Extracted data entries
^^^^

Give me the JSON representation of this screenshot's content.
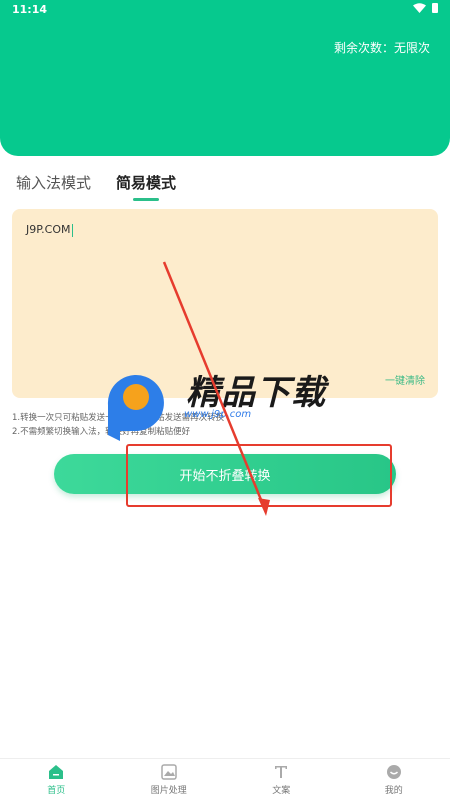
{
  "status_bar": {
    "time": "11:14"
  },
  "header": {
    "remaining_label": "剩余次数：无限次",
    "accent_color": "#06c98e"
  },
  "tabs": [
    {
      "label": "输入法模式",
      "active": false
    },
    {
      "label": "简易模式",
      "active": true
    }
  ],
  "input": {
    "value": "J9P.COM",
    "clear_label": "一键清除"
  },
  "tips": {
    "line1": "1.转换一次只可粘贴发送一次，再次粘贴发送需再次转换",
    "line2": "2.不需频繁切换输入法，转换好再复制粘贴便好"
  },
  "start_button": {
    "label": "开始不折叠转换"
  },
  "watermark": {
    "title": "精品下载",
    "url": "www.j9p.com"
  },
  "bottom_nav": [
    {
      "label": "首页",
      "icon": "home-icon",
      "active": true
    },
    {
      "label": "图片处理",
      "icon": "image-icon",
      "active": false
    },
    {
      "label": "文案",
      "icon": "text-icon",
      "active": false
    },
    {
      "label": "我的",
      "icon": "profile-icon",
      "active": false
    }
  ]
}
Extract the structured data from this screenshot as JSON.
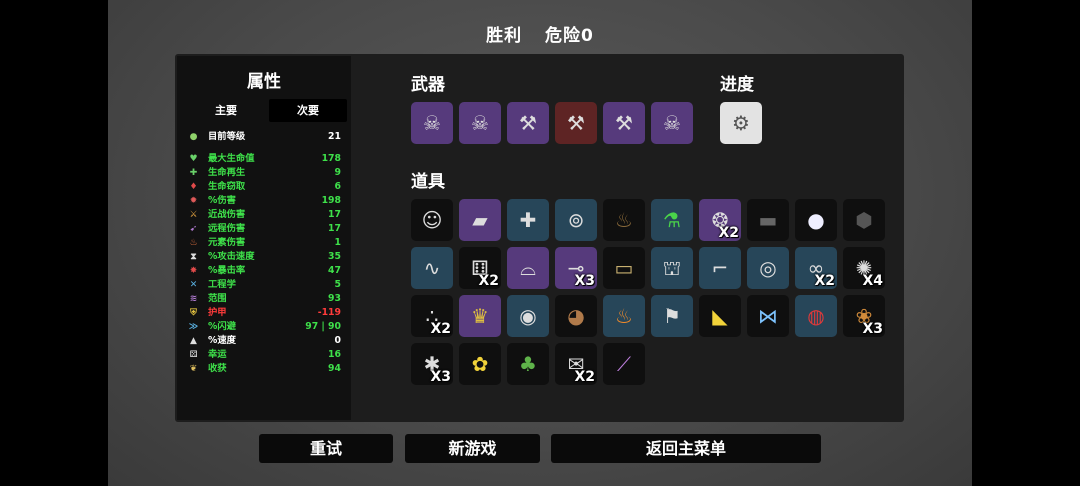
{
  "header": {
    "result": "胜利",
    "danger": "危险0"
  },
  "stats_panel": {
    "title": "属性",
    "tab_primary": "主要",
    "tab_secondary": "次要",
    "level": {
      "label": "目前等级",
      "value": "21"
    },
    "stats": [
      {
        "label": "最大生命值",
        "value": "178",
        "color": "#3ee04a",
        "icon": "heart-icon"
      },
      {
        "label": "生命再生",
        "value": "9",
        "color": "#3ee04a",
        "icon": "regen-icon"
      },
      {
        "label": "生命窃取",
        "value": "6",
        "color": "#3ee04a",
        "icon": "lifesteal-icon"
      },
      {
        "label": "%伤害",
        "value": "198",
        "color": "#3ee04a",
        "icon": "damage-icon"
      },
      {
        "label": "近战伤害",
        "value": "17",
        "color": "#3ee04a",
        "icon": "melee-icon"
      },
      {
        "label": "远程伤害",
        "value": "17",
        "color": "#3ee04a",
        "icon": "ranged-icon"
      },
      {
        "label": "元素伤害",
        "value": "1",
        "color": "#3ee04a",
        "icon": "elemental-icon"
      },
      {
        "label": "%攻击速度",
        "value": "35",
        "color": "#3ee04a",
        "icon": "attack-speed-icon"
      },
      {
        "label": "%暴击率",
        "value": "47",
        "color": "#3ee04a",
        "icon": "crit-icon"
      },
      {
        "label": "工程学",
        "value": "5",
        "color": "#3ee04a",
        "icon": "engineering-icon"
      },
      {
        "label": "范围",
        "value": "93",
        "color": "#3ee04a",
        "icon": "range-icon"
      },
      {
        "label": "护甲",
        "value": "-119",
        "color": "#ff3b3b",
        "icon": "armor-icon"
      },
      {
        "label": "%闪避",
        "value": "97 | 90",
        "color": "#3ee04a",
        "icon": "dodge-icon"
      },
      {
        "label": "%速度",
        "value": "0",
        "color": "#ffffff",
        "icon": "speed-icon"
      },
      {
        "label": "幸运",
        "value": "16",
        "color": "#3ee04a",
        "icon": "luck-icon"
      },
      {
        "label": "收获",
        "value": "94",
        "color": "#3ee04a",
        "icon": "harvest-icon"
      }
    ]
  },
  "weapons": {
    "title": "武器",
    "items": [
      {
        "icon": "skull-axe-icon",
        "tier": "purple"
      },
      {
        "icon": "skull-axe-icon",
        "tier": "purple"
      },
      {
        "icon": "axe-icon",
        "tier": "purple"
      },
      {
        "icon": "axe-icon",
        "tier": "red"
      },
      {
        "icon": "axe-icon",
        "tier": "purple"
      },
      {
        "icon": "skull-axe-icon",
        "tier": "purple"
      }
    ]
  },
  "progress": {
    "title": "进度",
    "items": [
      {
        "icon": "crown-trap-icon",
        "tier": "white"
      }
    ]
  },
  "items": {
    "title": "道具",
    "list": [
      {
        "icon": "ghost-mask-icon",
        "tier": "none",
        "count": ""
      },
      {
        "icon": "scrap-metal-icon",
        "tier": "purple",
        "count": ""
      },
      {
        "icon": "medic-bot-icon",
        "tier": "blue",
        "count": ""
      },
      {
        "icon": "binoculars-icon",
        "tier": "blue",
        "count": ""
      },
      {
        "icon": "poop-icon",
        "tier": "none",
        "count": ""
      },
      {
        "icon": "potion-icon",
        "tier": "blue",
        "count": ""
      },
      {
        "icon": "tardigrade-icon",
        "tier": "purple",
        "count": "X2"
      },
      {
        "icon": "coal-icon",
        "tier": "none",
        "count": ""
      },
      {
        "icon": "snowball-icon",
        "tier": "none",
        "count": ""
      },
      {
        "icon": "rock-icon",
        "tier": "none",
        "count": ""
      },
      {
        "icon": "worm-icon",
        "tier": "blue",
        "count": ""
      },
      {
        "icon": "dice-icon",
        "tier": "none",
        "count": "X2"
      },
      {
        "icon": "mortar-icon",
        "tier": "purple",
        "count": ""
      },
      {
        "icon": "cannon-icon",
        "tier": "purple",
        "count": "X3"
      },
      {
        "icon": "cash-icon",
        "tier": "none",
        "count": ""
      },
      {
        "icon": "turret-icon",
        "tier": "blue",
        "count": ""
      },
      {
        "icon": "crane-icon",
        "tier": "blue",
        "count": ""
      },
      {
        "icon": "pendant-icon",
        "tier": "blue",
        "count": ""
      },
      {
        "icon": "glasses-icon",
        "tier": "blue",
        "count": "X2"
      },
      {
        "icon": "hedgehog-icon",
        "tier": "none",
        "count": "X4"
      },
      {
        "icon": "dots-icon",
        "tier": "none",
        "count": "X2"
      },
      {
        "icon": "crown-icon",
        "tier": "purple",
        "count": ""
      },
      {
        "icon": "diving-helmet-icon",
        "tier": "blue",
        "count": ""
      },
      {
        "icon": "monkey-icon",
        "tier": "none",
        "count": ""
      },
      {
        "icon": "campfire-icon",
        "tier": "blue",
        "count": ""
      },
      {
        "icon": "flag-icon",
        "tier": "blue",
        "count": ""
      },
      {
        "icon": "duck-icon",
        "tier": "none",
        "count": ""
      },
      {
        "icon": "butterfly-icon",
        "tier": "none",
        "count": ""
      },
      {
        "icon": "shield-ring-icon",
        "tier": "blue",
        "count": ""
      },
      {
        "icon": "squirrel-icon",
        "tier": "none",
        "count": "X3"
      },
      {
        "icon": "spider-icon",
        "tier": "none",
        "count": "X3"
      },
      {
        "icon": "bee-icon",
        "tier": "none",
        "count": ""
      },
      {
        "icon": "tree-icon",
        "tier": "none",
        "count": ""
      },
      {
        "icon": "scroll-icon",
        "tier": "none",
        "count": "X2"
      },
      {
        "icon": "syringe-icon",
        "tier": "none",
        "count": ""
      }
    ]
  },
  "buttons": {
    "retry": "重试",
    "new_game": "新游戏",
    "main_menu": "返回主菜单"
  }
}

^^^^

> **WRITTEN TASK**: Gather every line containing the word "title" and copy it.

> **ANSWER FOR THE TASK**:
    "title": "精品下载",
    "title": "属性",
    "title": "武器",
    "title": "进度",
    "title": "道具",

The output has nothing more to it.